**Stated goal**. Reproduce each line exactly.

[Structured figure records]
•••
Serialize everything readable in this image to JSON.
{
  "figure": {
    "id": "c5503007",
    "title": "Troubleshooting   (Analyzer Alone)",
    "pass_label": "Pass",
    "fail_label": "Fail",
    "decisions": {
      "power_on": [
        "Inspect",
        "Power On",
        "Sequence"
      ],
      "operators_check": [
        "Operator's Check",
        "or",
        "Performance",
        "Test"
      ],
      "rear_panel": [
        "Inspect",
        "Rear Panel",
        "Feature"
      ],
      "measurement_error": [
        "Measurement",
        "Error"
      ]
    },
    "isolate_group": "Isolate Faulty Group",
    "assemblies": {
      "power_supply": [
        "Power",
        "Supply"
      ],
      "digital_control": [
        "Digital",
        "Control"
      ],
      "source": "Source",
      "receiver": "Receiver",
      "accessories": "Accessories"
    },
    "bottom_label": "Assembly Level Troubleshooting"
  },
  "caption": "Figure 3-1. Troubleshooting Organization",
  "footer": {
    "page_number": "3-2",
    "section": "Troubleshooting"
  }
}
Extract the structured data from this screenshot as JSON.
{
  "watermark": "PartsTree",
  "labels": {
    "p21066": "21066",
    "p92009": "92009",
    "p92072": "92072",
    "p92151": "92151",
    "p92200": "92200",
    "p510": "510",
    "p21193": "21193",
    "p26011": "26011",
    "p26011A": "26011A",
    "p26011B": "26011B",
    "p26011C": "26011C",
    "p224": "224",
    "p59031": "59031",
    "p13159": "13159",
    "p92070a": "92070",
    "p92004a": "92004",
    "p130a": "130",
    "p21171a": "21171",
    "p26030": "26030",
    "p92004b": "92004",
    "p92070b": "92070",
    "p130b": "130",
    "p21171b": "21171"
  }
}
•••
**Solved problem**.
Serialize everything readable in this image to JSON.
{
  "figure": {
    "id": "c5503007",
    "title": "Troubleshooting   (Analyzer Alone)",
    "pass_label": "Pass",
    "fail_label": "Fail",
    "decisions": {
      "power_on": [
        "Inspect",
        "Power On",
        "Sequence"
      ],
      "operators_check": [
        "Operator's Check",
        "or",
        "Performance",
        "Test"
      ],
      "rear_panel": [
        "Inspect",
        "Rear Panel",
        "Feature"
      ],
      "measurement_error": [
        "Measurement",
        "Error"
      ]
    },
    "isolate_group": "Isolate Faulty Group",
    "assemblies": {
      "power_supply": [
        "Power",
        "Supply"
      ],
      "digital_control": [
        "Digital",
        "Control"
      ],
      "source": "Source",
      "receiver": "Receiver",
      "accessories": "Accessories"
    },
    "bottom_label": "Assembly Level Troubleshooting"
  },
  "caption": "Figure 3-1. Troubleshooting Organization",
  "footer": {
    "page_number": "3-2",
    "section": "Troubleshooting"
  }
}
Extract the structured data from this screenshot as JSON.
{
  "watermark": "PartsTree",
  "labels": {
    "p21066": "21066",
    "p92009": "92009",
    "p92072": "92072",
    "p92151": "92151",
    "p92200": "92200",
    "p510": "510",
    "p21193": "21193",
    "p26011": "26011",
    "p26011A": "26011A",
    "p26011B": "26011B",
    "p26011C": "26011C",
    "p224": "224",
    "p59031": "59031",
    "p13159": "13159",
    "p92070a": "92070",
    "p92004a": "92004",
    "p130a": "130",
    "p21171a": "21171",
    "p26030": "26030",
    "p92004b": "92004",
    "p92070b": "92070",
    "p130b": "130",
    "p21171b": "21171"
  }
}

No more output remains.